-- start of Raw data --

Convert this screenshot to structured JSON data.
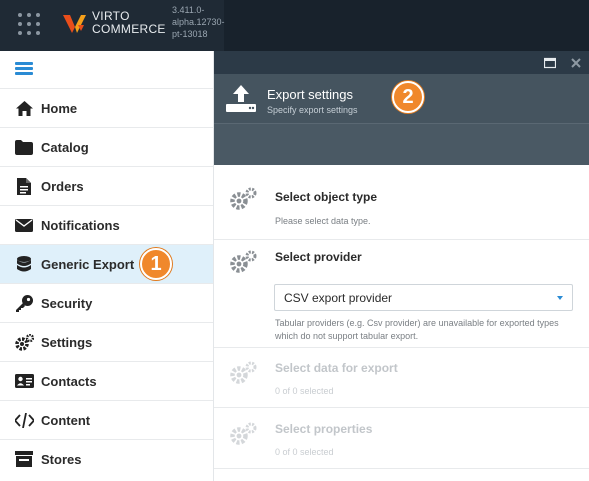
{
  "header": {
    "brand_line1": "VIRTO",
    "brand_line2": "COMMERCE",
    "version": "3.411.0-alpha.12730-pt-13018",
    "icons": {
      "apps": "grid-icon",
      "logo": "virto-logo"
    }
  },
  "sidebar": {
    "toggle_icon": "hamburger-icon",
    "items": [
      {
        "label": "Home",
        "icon": "home-icon"
      },
      {
        "label": "Catalog",
        "icon": "folder-icon"
      },
      {
        "label": "Orders",
        "icon": "document-icon"
      },
      {
        "label": "Notifications",
        "icon": "envelope-icon"
      },
      {
        "label": "Generic Export",
        "icon": "database-icon",
        "active": true
      },
      {
        "label": "Security",
        "icon": "key-icon"
      },
      {
        "label": "Settings",
        "icon": "gears-icon"
      },
      {
        "label": "Contacts",
        "icon": "contact-card-icon"
      },
      {
        "label": "Content",
        "icon": "code-icon"
      },
      {
        "label": "Stores",
        "icon": "store-icon"
      }
    ],
    "callout": "1"
  },
  "blade": {
    "title": "Export settings",
    "subtitle": "Specify export settings",
    "callout": "2",
    "icons": {
      "header": "upload-icon",
      "maximize": "maximize-icon",
      "close": "close-icon"
    },
    "steps": [
      {
        "title": "Select object type",
        "description": "Please select data type.",
        "enabled": true
      },
      {
        "title": "Select provider",
        "enabled": true,
        "provider": {
          "selected": "CSV export provider"
        },
        "help": "Tabular providers (e.g. Csv provider) are unavailable for exported types which do not support tabular export."
      },
      {
        "title": "Select data for export",
        "description": "0 of 0 selected",
        "enabled": false
      },
      {
        "title": "Select properties",
        "description": "0 of 0 selected",
        "enabled": false
      }
    ]
  },
  "colors": {
    "topbar": "#1e2a36",
    "accent": "#2a8bd4",
    "callout": "#f0882c",
    "active_item": "#dff0fa",
    "blade_header": "#45545f"
  }
}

-- end of Raw data --

## Problem details
Omitting all images, print the listing exactly.

## Output for this task
Convert this screenshot to structured JSON data.
{
  "header": {
    "brand_line1": "VIRTO",
    "brand_line2": "COMMERCE",
    "version": "3.411.0-alpha.12730-pt-13018",
    "icons": {
      "apps": "grid-icon",
      "logo": "virto-logo"
    }
  },
  "sidebar": {
    "toggle_icon": "hamburger-icon",
    "items": [
      {
        "label": "Home",
        "icon": "home-icon"
      },
      {
        "label": "Catalog",
        "icon": "folder-icon"
      },
      {
        "label": "Orders",
        "icon": "document-icon"
      },
      {
        "label": "Notifications",
        "icon": "envelope-icon"
      },
      {
        "label": "Generic Export",
        "icon": "database-icon",
        "active": true
      },
      {
        "label": "Security",
        "icon": "key-icon"
      },
      {
        "label": "Settings",
        "icon": "gears-icon"
      },
      {
        "label": "Contacts",
        "icon": "contact-card-icon"
      },
      {
        "label": "Content",
        "icon": "code-icon"
      },
      {
        "label": "Stores",
        "icon": "store-icon"
      }
    ],
    "callout": "1"
  },
  "blade": {
    "title": "Export settings",
    "subtitle": "Specify export settings",
    "callout": "2",
    "icons": {
      "header": "upload-icon",
      "maximize": "maximize-icon",
      "close": "close-icon"
    },
    "steps": [
      {
        "title": "Select object type",
        "description": "Please select data type.",
        "enabled": true
      },
      {
        "title": "Select provider",
        "enabled": true,
        "provider": {
          "selected": "CSV export provider"
        },
        "help": "Tabular providers (e.g. Csv provider) are unavailable for exported types which do not support tabular export."
      },
      {
        "title": "Select data for export",
        "description": "0 of 0 selected",
        "enabled": false
      },
      {
        "title": "Select properties",
        "description": "0 of 0 selected",
        "enabled": false
      }
    ]
  },
  "colors": {
    "topbar": "#1e2a36",
    "accent": "#2a8bd4",
    "callout": "#f0882c",
    "active_item": "#dff0fa",
    "blade_header": "#45545f"
  }
}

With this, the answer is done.